#### Task to carry out:
Please output the lines shown below exactly as they appear.

(Stored data entries)
§ §
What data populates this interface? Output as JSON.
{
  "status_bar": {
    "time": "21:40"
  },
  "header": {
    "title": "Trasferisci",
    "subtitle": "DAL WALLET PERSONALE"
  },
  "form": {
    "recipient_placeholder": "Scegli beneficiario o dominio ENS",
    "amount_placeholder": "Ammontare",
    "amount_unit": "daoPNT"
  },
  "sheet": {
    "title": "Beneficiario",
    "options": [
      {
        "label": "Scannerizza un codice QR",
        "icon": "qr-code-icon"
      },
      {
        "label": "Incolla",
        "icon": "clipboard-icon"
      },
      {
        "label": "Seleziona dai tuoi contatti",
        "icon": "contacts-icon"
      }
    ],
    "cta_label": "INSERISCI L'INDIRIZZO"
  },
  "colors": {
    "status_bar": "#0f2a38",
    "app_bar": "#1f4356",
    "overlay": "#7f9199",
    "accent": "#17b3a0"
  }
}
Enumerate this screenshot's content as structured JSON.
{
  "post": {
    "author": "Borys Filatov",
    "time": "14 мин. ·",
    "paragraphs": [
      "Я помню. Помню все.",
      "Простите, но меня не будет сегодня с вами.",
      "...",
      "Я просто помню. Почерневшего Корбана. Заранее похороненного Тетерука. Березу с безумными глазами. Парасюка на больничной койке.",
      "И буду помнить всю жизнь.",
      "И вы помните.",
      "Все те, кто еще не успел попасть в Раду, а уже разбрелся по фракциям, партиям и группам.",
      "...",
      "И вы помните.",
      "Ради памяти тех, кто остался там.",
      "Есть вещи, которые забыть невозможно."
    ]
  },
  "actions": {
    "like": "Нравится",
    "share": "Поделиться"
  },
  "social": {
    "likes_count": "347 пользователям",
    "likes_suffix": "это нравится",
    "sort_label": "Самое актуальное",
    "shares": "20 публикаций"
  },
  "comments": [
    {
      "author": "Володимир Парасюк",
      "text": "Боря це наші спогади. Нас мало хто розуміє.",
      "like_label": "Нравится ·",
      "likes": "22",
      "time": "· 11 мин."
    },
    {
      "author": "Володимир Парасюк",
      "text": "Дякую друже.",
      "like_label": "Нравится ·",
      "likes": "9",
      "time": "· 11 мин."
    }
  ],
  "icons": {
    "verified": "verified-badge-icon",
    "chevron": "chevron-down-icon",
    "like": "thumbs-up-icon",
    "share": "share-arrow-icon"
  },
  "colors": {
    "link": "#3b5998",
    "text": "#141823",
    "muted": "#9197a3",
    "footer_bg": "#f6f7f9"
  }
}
§ §
#### Solution to this exercise:
What data populates this interface? Output as JSON.
{
  "status_bar": {
    "time": "21:40"
  },
  "header": {
    "title": "Trasferisci",
    "subtitle": "DAL WALLET PERSONALE"
  },
  "form": {
    "recipient_placeholder": "Scegli beneficiario o dominio ENS",
    "amount_placeholder": "Ammontare",
    "amount_unit": "daoPNT"
  },
  "sheet": {
    "title": "Beneficiario",
    "options": [
      {
        "label": "Scannerizza un codice QR",
        "icon": "qr-code-icon"
      },
      {
        "label": "Incolla",
        "icon": "clipboard-icon"
      },
      {
        "label": "Seleziona dai tuoi contatti",
        "icon": "contacts-icon"
      }
    ],
    "cta_label": "INSERISCI L'INDIRIZZO"
  },
  "colors": {
    "status_bar": "#0f2a38",
    "app_bar": "#1f4356",
    "overlay": "#7f9199",
    "accent": "#17b3a0"
  }
}
Enumerate this screenshot's content as structured JSON.
{
  "post": {
    "author": "Borys Filatov",
    "time": "14 мин. ·",
    "paragraphs": [
      "Я помню. Помню все.",
      "Простите, но меня не будет сегодня с вами.",
      "...",
      "Я просто помню. Почерневшего Корбана. Заранее похороненного Тетерука. Березу с безумными глазами. Парасюка на больничной койке.",
      "И буду помнить всю жизнь.",
      "И вы помните.",
      "Все те, кто еще не успел попасть в Раду, а уже разбрелся по фракциям, партиям и группам.",
      "...",
      "И вы помните.",
      "Ради памяти тех, кто остался там.",
      "Есть вещи, которые забыть невозможно."
    ]
  },
  "actions": {
    "like": "Нравится",
    "share": "Поделиться"
  },
  "social": {
    "likes_count": "347 пользователям",
    "likes_suffix": "это нравится",
    "sort_label": "Самое актуальное",
    "shares": "20 публикаций"
  },
  "comments": [
    {
      "author": "Володимир Парасюк",
      "text": "Боря це наші спогади. Нас мало хто розуміє.",
      "like_label": "Нравится ·",
      "likes": "22",
      "time": "· 11 мин."
    },
    {
      "author": "Володимир Парасюк",
      "text": "Дякую друже.",
      "like_label": "Нравится ·",
      "likes": "9",
      "time": "· 11 мин."
    }
  ],
  "icons": {
    "verified": "verified-badge-icon",
    "chevron": "chevron-down-icon",
    "like": "thumbs-up-icon",
    "share": "share-arrow-icon"
  },
  "colors": {
    "link": "#3b5998",
    "text": "#141823",
    "muted": "#9197a3",
    "footer_bg": "#f6f7f9"
  }
}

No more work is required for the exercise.